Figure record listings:
◇ ◇ ◇ ◇ ◇

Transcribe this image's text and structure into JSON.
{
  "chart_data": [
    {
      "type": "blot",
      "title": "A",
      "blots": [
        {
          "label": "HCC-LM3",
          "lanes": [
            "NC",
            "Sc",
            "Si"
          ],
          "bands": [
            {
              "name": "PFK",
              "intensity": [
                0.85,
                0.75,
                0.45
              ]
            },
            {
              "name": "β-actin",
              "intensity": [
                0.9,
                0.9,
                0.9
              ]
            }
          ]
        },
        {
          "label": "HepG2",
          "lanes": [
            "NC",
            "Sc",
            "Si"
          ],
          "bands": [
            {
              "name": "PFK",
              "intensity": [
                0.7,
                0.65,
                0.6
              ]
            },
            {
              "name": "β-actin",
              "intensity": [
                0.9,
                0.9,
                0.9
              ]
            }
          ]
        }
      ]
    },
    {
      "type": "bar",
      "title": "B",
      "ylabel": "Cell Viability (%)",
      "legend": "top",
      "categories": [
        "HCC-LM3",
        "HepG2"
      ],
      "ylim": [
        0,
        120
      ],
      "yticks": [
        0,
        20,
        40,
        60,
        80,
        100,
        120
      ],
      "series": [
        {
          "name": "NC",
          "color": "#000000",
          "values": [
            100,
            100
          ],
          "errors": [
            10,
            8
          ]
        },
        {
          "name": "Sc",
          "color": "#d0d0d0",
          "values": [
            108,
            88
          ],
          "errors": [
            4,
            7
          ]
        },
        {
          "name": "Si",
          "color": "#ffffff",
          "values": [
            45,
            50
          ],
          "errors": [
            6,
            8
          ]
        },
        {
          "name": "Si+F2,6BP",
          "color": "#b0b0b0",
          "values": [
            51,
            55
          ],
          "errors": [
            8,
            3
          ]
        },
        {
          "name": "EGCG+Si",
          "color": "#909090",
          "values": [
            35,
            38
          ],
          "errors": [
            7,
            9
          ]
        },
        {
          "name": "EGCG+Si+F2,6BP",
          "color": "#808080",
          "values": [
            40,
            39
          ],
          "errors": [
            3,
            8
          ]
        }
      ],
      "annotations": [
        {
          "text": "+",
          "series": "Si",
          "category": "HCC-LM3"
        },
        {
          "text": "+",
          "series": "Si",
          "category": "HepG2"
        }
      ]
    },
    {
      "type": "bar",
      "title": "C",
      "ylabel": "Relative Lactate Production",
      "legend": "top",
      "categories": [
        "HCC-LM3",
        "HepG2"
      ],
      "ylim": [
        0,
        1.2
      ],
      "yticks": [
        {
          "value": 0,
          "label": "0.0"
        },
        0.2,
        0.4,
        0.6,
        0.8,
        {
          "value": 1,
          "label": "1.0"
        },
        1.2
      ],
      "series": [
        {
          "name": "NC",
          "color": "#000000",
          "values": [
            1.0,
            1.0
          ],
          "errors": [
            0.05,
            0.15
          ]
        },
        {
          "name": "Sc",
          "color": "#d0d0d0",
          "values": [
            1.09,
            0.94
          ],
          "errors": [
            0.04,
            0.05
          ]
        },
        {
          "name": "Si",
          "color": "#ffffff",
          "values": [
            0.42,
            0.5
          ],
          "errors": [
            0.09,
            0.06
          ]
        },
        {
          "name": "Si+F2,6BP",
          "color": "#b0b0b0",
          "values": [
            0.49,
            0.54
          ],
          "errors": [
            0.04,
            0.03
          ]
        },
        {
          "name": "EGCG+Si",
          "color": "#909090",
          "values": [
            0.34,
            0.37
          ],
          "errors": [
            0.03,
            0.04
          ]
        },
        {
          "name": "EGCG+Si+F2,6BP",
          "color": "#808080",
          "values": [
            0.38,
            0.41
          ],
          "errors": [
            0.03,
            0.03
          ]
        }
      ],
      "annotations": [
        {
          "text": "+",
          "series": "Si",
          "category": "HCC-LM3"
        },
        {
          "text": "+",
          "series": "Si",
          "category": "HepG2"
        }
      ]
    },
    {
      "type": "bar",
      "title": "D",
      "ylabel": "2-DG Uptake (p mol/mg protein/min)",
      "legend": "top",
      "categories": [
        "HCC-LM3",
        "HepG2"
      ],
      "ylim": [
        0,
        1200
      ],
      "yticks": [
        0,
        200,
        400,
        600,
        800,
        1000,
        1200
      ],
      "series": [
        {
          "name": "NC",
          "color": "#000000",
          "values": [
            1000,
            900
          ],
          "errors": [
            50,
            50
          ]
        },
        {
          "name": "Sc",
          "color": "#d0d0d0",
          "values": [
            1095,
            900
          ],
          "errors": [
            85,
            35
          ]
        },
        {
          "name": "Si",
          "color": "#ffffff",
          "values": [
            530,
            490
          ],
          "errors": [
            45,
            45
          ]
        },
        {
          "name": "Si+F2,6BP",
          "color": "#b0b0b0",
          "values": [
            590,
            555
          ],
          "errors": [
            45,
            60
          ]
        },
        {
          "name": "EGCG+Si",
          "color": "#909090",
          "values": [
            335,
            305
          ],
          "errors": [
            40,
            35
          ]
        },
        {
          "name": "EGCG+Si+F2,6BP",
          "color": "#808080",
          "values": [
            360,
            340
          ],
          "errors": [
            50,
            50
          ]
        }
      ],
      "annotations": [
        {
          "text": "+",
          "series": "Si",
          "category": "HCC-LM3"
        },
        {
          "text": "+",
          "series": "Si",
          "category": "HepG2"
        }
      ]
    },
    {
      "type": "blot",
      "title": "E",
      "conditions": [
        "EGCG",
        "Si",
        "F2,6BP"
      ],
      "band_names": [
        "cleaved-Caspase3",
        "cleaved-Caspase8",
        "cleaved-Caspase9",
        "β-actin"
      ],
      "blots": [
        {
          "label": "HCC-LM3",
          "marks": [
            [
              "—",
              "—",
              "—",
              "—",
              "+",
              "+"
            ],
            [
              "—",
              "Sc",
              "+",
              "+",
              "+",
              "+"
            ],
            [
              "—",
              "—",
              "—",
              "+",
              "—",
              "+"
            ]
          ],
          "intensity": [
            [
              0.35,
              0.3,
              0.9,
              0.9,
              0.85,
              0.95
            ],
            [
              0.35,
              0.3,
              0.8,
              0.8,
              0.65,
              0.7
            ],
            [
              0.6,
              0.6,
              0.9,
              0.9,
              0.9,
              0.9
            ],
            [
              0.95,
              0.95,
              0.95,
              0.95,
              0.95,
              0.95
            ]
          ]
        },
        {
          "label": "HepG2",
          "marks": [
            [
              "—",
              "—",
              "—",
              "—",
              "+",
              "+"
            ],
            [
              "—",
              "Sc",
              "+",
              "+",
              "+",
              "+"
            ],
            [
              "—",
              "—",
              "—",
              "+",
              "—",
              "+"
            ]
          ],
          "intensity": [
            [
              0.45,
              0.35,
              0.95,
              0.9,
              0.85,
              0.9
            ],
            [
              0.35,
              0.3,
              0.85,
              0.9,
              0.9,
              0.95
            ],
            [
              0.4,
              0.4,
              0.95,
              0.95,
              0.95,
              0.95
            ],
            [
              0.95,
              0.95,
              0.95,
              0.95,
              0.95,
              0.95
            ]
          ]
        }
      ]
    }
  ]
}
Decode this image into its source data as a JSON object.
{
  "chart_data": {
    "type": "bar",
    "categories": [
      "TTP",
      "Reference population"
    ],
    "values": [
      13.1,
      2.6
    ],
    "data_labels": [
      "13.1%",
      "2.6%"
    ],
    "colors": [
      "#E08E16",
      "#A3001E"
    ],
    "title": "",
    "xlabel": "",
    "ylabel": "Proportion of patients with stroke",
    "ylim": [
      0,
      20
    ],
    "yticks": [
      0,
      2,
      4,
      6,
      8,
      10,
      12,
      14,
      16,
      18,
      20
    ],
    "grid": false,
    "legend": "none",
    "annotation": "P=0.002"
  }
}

◇ ◇ ◇ ◇ ◇

▶ YOUR ASSIGNMENT:
Restate the data above word for word. Leave nothing out.

▶ ANSWER SPACE:
Transcribe this image's text and structure into JSON.
{
  "chart_data": [
    {
      "type": "blot",
      "title": "A",
      "blots": [
        {
          "label": "HCC-LM3",
          "lanes": [
            "NC",
            "Sc",
            "Si"
          ],
          "bands": [
            {
              "name": "PFK",
              "intensity": [
                0.85,
                0.75,
                0.45
              ]
            },
            {
              "name": "β-actin",
              "intensity": [
                0.9,
                0.9,
                0.9
              ]
            }
          ]
        },
        {
          "label": "HepG2",
          "lanes": [
            "NC",
            "Sc",
            "Si"
          ],
          "bands": [
            {
              "name": "PFK",
              "intensity": [
                0.7,
                0.65,
                0.6
              ]
            },
            {
              "name": "β-actin",
              "intensity": [
                0.9,
                0.9,
                0.9
              ]
            }
          ]
        }
      ]
    },
    {
      "type": "bar",
      "title": "B",
      "ylabel": "Cell Viability (%)",
      "legend": "top",
      "categories": [
        "HCC-LM3",
        "HepG2"
      ],
      "ylim": [
        0,
        120
      ],
      "yticks": [
        0,
        20,
        40,
        60,
        80,
        100,
        120
      ],
      "series": [
        {
          "name": "NC",
          "color": "#000000",
          "values": [
            100,
            100
          ],
          "errors": [
            10,
            8
          ]
        },
        {
          "name": "Sc",
          "color": "#d0d0d0",
          "values": [
            108,
            88
          ],
          "errors": [
            4,
            7
          ]
        },
        {
          "name": "Si",
          "color": "#ffffff",
          "values": [
            45,
            50
          ],
          "errors": [
            6,
            8
          ]
        },
        {
          "name": "Si+F2,6BP",
          "color": "#b0b0b0",
          "values": [
            51,
            55
          ],
          "errors": [
            8,
            3
          ]
        },
        {
          "name": "EGCG+Si",
          "color": "#909090",
          "values": [
            35,
            38
          ],
          "errors": [
            7,
            9
          ]
        },
        {
          "name": "EGCG+Si+F2,6BP",
          "color": "#808080",
          "values": [
            40,
            39
          ],
          "errors": [
            3,
            8
          ]
        }
      ],
      "annotations": [
        {
          "text": "+",
          "series": "Si",
          "category": "HCC-LM3"
        },
        {
          "text": "+",
          "series": "Si",
          "category": "HepG2"
        }
      ]
    },
    {
      "type": "bar",
      "title": "C",
      "ylabel": "Relative Lactate Production",
      "legend": "top",
      "categories": [
        "HCC-LM3",
        "HepG2"
      ],
      "ylim": [
        0,
        1.2
      ],
      "yticks": [
        {
          "value": 0,
          "label": "0.0"
        },
        0.2,
        0.4,
        0.6,
        0.8,
        {
          "value": 1,
          "label": "1.0"
        },
        1.2
      ],
      "series": [
        {
          "name": "NC",
          "color": "#000000",
          "values": [
            1.0,
            1.0
          ],
          "errors": [
            0.05,
            0.15
          ]
        },
        {
          "name": "Sc",
          "color": "#d0d0d0",
          "values": [
            1.09,
            0.94
          ],
          "errors": [
            0.04,
            0.05
          ]
        },
        {
          "name": "Si",
          "color": "#ffffff",
          "values": [
            0.42,
            0.5
          ],
          "errors": [
            0.09,
            0.06
          ]
        },
        {
          "name": "Si+F2,6BP",
          "color": "#b0b0b0",
          "values": [
            0.49,
            0.54
          ],
          "errors": [
            0.04,
            0.03
          ]
        },
        {
          "name": "EGCG+Si",
          "color": "#909090",
          "values": [
            0.34,
            0.37
          ],
          "errors": [
            0.03,
            0.04
          ]
        },
        {
          "name": "EGCG+Si+F2,6BP",
          "color": "#808080",
          "values": [
            0.38,
            0.41
          ],
          "errors": [
            0.03,
            0.03
          ]
        }
      ],
      "annotations": [
        {
          "text": "+",
          "series": "Si",
          "category": "HCC-LM3"
        },
        {
          "text": "+",
          "series": "Si",
          "category": "HepG2"
        }
      ]
    },
    {
      "type": "bar",
      "title": "D",
      "ylabel": "2-DG Uptake (p mol/mg protein/min)",
      "legend": "top",
      "categories": [
        "HCC-LM3",
        "HepG2"
      ],
      "ylim": [
        0,
        1200
      ],
      "yticks": [
        0,
        200,
        400,
        600,
        800,
        1000,
        1200
      ],
      "series": [
        {
          "name": "NC",
          "color": "#000000",
          "values": [
            1000,
            900
          ],
          "errors": [
            50,
            50
          ]
        },
        {
          "name": "Sc",
          "color": "#d0d0d0",
          "values": [
            1095,
            900
          ],
          "errors": [
            85,
            35
          ]
        },
        {
          "name": "Si",
          "color": "#ffffff",
          "values": [
            530,
            490
          ],
          "errors": [
            45,
            45
          ]
        },
        {
          "name": "Si+F2,6BP",
          "color": "#b0b0b0",
          "values": [
            590,
            555
          ],
          "errors": [
            45,
            60
          ]
        },
        {
          "name": "EGCG+Si",
          "color": "#909090",
          "values": [
            335,
            305
          ],
          "errors": [
            40,
            35
          ]
        },
        {
          "name": "EGCG+Si+F2,6BP",
          "color": "#808080",
          "values": [
            360,
            340
          ],
          "errors": [
            50,
            50
          ]
        }
      ],
      "annotations": [
        {
          "text": "+",
          "series": "Si",
          "category": "HCC-LM3"
        },
        {
          "text": "+",
          "series": "Si",
          "category": "HepG2"
        }
      ]
    },
    {
      "type": "blot",
      "title": "E",
      "conditions": [
        "EGCG",
        "Si",
        "F2,6BP"
      ],
      "band_names": [
        "cleaved-Caspase3",
        "cleaved-Caspase8",
        "cleaved-Caspase9",
        "β-actin"
      ],
      "blots": [
        {
          "label": "HCC-LM3",
          "marks": [
            [
              "—",
              "—",
              "—",
              "—",
              "+",
              "+"
            ],
            [
              "—",
              "Sc",
              "+",
              "+",
              "+",
              "+"
            ],
            [
              "—",
              "—",
              "—",
              "+",
              "—",
              "+"
            ]
          ],
          "intensity": [
            [
              0.35,
              0.3,
              0.9,
              0.9,
              0.85,
              0.95
            ],
            [
              0.35,
              0.3,
              0.8,
              0.8,
              0.65,
              0.7
            ],
            [
              0.6,
              0.6,
              0.9,
              0.9,
              0.9,
              0.9
            ],
            [
              0.95,
              0.95,
              0.95,
              0.95,
              0.95,
              0.95
            ]
          ]
        },
        {
          "label": "HepG2",
          "marks": [
            [
              "—",
              "—",
              "—",
              "—",
              "+",
              "+"
            ],
            [
              "—",
              "Sc",
              "+",
              "+",
              "+",
              "+"
            ],
            [
              "—",
              "—",
              "—",
              "+",
              "—",
              "+"
            ]
          ],
          "intensity": [
            [
              0.45,
              0.35,
              0.95,
              0.9,
              0.85,
              0.9
            ],
            [
              0.35,
              0.3,
              0.85,
              0.9,
              0.9,
              0.95
            ],
            [
              0.4,
              0.4,
              0.95,
              0.95,
              0.95,
              0.95
            ],
            [
              0.95,
              0.95,
              0.95,
              0.95,
              0.95,
              0.95
            ]
          ]
        }
      ]
    }
  ]
}
Decode this image into its source data as a JSON object.
{
  "chart_data": {
    "type": "bar",
    "categories": [
      "TTP",
      "Reference population"
    ],
    "values": [
      13.1,
      2.6
    ],
    "data_labels": [
      "13.1%",
      "2.6%"
    ],
    "colors": [
      "#E08E16",
      "#A3001E"
    ],
    "title": "",
    "xlabel": "",
    "ylabel": "Proportion of patients with stroke",
    "ylim": [
      0,
      20
    ],
    "yticks": [
      0,
      2,
      4,
      6,
      8,
      10,
      12,
      14,
      16,
      18,
      20
    ],
    "grid": false,
    "legend": "none",
    "annotation": "P=0.002"
  }
}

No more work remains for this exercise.